» Task to carry out
Count lines holding the string "screenshot" in the data that follows. Reply with one number only.

» Material provided
+ + + + + + +

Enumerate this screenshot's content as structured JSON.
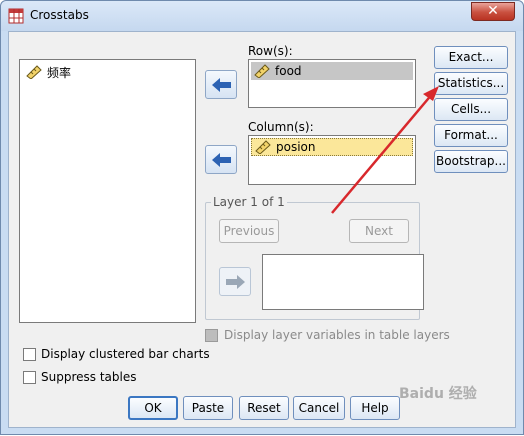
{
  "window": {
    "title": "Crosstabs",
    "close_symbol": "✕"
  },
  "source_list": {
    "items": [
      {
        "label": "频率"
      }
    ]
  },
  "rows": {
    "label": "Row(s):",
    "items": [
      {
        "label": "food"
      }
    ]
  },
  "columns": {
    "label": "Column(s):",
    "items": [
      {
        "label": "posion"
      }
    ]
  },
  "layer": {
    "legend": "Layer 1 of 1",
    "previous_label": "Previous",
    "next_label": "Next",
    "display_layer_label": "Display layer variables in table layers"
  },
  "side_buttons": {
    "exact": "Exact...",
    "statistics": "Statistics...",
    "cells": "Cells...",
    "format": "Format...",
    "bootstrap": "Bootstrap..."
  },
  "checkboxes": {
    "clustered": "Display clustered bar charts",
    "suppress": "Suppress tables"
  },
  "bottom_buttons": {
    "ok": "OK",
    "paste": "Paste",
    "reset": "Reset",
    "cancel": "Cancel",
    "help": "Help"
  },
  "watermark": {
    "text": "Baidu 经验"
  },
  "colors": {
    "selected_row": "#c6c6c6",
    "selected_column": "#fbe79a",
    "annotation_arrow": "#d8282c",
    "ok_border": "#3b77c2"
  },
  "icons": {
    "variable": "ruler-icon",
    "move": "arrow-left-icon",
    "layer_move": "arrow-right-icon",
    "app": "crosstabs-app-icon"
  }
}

+ + + + + + +

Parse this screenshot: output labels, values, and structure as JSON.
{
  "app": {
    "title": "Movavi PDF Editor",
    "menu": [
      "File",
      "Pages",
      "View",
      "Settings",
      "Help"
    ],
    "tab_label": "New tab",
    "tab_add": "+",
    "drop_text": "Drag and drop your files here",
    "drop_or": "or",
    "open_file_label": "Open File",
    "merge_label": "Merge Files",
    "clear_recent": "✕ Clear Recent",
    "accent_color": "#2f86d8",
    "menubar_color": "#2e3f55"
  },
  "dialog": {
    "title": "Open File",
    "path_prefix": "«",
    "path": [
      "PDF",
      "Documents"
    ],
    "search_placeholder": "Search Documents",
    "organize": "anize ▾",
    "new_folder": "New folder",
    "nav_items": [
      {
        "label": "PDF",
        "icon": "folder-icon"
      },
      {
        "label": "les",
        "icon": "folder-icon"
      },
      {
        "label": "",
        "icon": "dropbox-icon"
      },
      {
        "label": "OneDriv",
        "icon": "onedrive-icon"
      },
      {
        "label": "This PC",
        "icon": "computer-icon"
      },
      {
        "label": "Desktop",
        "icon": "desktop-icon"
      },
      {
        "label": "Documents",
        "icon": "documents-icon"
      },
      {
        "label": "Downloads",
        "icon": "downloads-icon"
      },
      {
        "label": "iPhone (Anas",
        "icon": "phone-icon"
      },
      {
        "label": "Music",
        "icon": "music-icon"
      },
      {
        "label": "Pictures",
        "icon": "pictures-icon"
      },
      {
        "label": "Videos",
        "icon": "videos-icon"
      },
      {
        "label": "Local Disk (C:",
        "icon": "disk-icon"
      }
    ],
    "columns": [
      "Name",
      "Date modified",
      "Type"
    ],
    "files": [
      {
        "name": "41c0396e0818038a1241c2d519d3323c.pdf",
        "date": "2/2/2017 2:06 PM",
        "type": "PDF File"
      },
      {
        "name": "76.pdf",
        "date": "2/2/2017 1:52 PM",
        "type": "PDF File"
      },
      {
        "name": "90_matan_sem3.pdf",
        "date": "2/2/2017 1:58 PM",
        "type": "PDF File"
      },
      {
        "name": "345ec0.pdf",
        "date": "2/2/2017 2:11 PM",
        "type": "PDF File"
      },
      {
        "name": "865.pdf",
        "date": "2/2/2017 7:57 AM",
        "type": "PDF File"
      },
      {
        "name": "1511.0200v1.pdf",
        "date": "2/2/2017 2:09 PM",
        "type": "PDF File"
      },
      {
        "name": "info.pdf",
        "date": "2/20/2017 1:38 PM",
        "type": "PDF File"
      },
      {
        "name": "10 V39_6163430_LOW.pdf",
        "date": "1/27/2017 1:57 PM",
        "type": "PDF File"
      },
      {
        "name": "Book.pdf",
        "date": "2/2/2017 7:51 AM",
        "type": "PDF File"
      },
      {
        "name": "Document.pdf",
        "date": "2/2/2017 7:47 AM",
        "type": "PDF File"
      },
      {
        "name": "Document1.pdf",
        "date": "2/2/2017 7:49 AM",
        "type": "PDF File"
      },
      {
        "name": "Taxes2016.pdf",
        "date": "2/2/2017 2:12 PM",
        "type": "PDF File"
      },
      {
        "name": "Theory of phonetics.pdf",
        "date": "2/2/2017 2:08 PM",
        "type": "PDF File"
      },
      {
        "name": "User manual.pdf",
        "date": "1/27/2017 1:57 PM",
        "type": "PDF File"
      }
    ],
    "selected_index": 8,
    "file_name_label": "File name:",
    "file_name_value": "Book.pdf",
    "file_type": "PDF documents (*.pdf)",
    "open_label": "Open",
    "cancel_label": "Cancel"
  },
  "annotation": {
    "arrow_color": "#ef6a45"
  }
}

+ + + + + + +

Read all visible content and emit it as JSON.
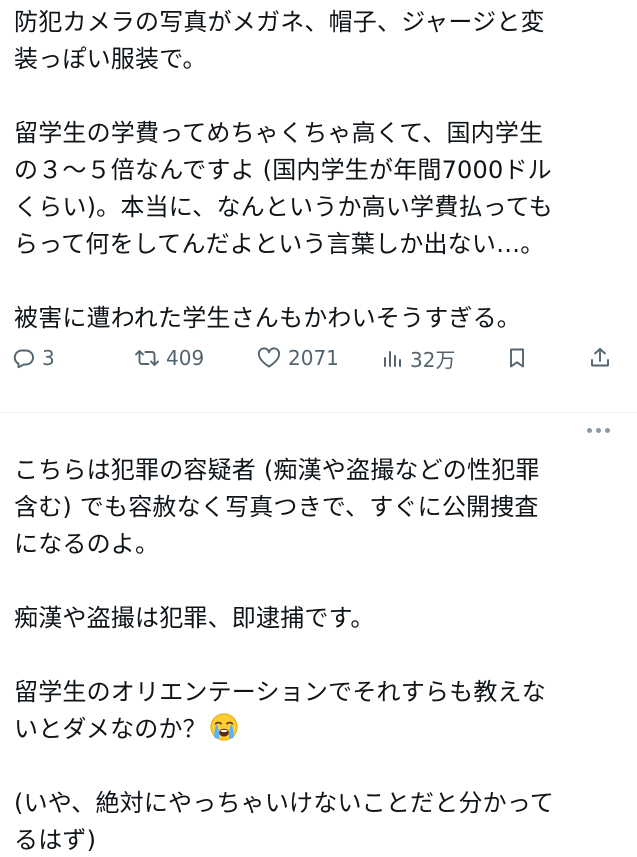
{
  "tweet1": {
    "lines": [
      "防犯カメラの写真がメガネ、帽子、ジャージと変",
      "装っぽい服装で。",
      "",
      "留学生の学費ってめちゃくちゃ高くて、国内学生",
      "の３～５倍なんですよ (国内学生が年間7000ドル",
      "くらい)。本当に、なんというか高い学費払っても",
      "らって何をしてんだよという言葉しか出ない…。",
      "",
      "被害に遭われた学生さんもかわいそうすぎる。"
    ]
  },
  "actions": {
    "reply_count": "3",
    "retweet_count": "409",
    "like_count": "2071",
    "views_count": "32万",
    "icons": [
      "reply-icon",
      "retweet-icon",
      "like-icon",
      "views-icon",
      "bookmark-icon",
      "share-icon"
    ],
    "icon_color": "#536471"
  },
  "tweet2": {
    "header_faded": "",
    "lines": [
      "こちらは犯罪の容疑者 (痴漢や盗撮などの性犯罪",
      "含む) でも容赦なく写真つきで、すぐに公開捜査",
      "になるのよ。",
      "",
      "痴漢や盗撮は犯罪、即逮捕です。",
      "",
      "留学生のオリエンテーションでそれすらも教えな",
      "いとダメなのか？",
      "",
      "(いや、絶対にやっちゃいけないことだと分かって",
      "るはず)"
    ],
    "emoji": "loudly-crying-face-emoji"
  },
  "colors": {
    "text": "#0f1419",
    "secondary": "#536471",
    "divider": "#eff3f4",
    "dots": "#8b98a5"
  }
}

+ + + + + + +

» Problem solution
2